**INSTRUCTIONS FOR THE TASK**
Copy out each line featuring the string "JSON" from the entries beneath.

**RECORDS FOR THE EXERCISE**
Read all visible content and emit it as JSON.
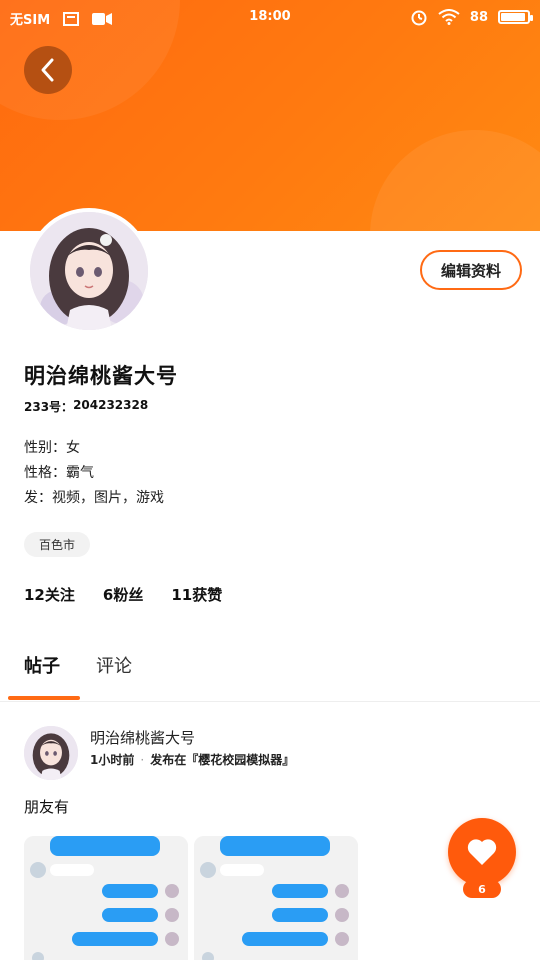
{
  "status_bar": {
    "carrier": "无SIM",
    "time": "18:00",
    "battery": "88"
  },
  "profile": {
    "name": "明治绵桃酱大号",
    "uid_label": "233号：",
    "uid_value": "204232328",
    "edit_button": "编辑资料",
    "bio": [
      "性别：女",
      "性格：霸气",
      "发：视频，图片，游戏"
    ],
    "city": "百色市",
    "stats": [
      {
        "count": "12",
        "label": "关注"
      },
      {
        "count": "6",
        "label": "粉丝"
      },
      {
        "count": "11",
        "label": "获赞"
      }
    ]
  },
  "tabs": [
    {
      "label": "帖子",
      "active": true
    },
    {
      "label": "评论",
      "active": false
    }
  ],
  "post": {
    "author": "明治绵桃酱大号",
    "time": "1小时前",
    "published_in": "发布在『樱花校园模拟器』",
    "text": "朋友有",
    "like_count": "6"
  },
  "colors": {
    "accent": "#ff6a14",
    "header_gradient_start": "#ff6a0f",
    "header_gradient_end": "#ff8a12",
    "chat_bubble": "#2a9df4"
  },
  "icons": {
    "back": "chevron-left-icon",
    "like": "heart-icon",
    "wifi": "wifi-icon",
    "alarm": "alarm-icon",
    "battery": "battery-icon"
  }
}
---
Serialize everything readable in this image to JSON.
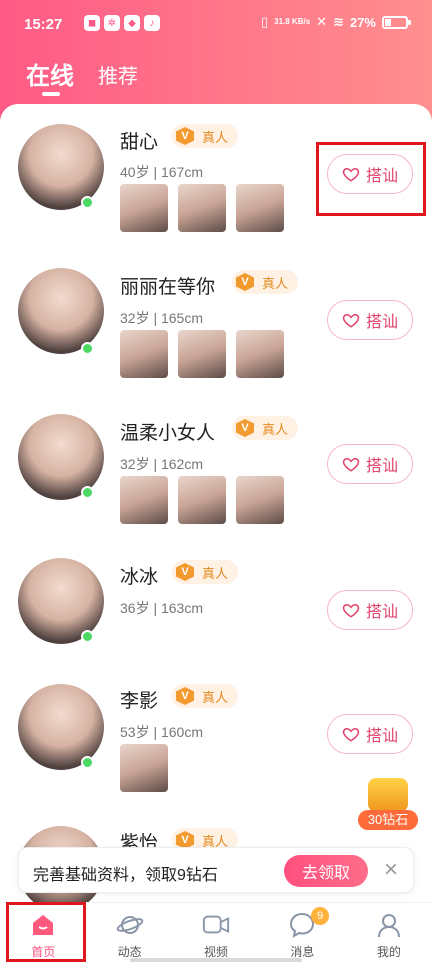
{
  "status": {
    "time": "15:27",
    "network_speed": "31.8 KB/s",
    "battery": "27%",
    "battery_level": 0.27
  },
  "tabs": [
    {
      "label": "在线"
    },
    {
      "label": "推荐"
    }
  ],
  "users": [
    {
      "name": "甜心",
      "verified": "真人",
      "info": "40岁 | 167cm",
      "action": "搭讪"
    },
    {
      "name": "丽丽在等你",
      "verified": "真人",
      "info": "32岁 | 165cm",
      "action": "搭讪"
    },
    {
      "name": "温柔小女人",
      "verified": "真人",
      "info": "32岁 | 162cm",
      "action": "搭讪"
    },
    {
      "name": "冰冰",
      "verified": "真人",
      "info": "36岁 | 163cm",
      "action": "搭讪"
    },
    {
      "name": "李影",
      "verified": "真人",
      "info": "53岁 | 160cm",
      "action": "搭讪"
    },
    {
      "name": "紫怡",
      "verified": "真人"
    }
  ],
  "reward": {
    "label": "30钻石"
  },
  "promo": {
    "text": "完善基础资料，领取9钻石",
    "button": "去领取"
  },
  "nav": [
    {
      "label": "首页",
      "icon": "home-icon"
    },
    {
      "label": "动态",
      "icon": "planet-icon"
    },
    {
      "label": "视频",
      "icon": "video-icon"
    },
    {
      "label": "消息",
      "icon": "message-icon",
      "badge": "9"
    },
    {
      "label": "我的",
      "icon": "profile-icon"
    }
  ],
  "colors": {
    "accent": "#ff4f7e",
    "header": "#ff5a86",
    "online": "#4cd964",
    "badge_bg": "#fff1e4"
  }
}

**WORKED ANSWER**
Read all visible content and emit it as JSON.
Serialize everything readable in this image to JSON.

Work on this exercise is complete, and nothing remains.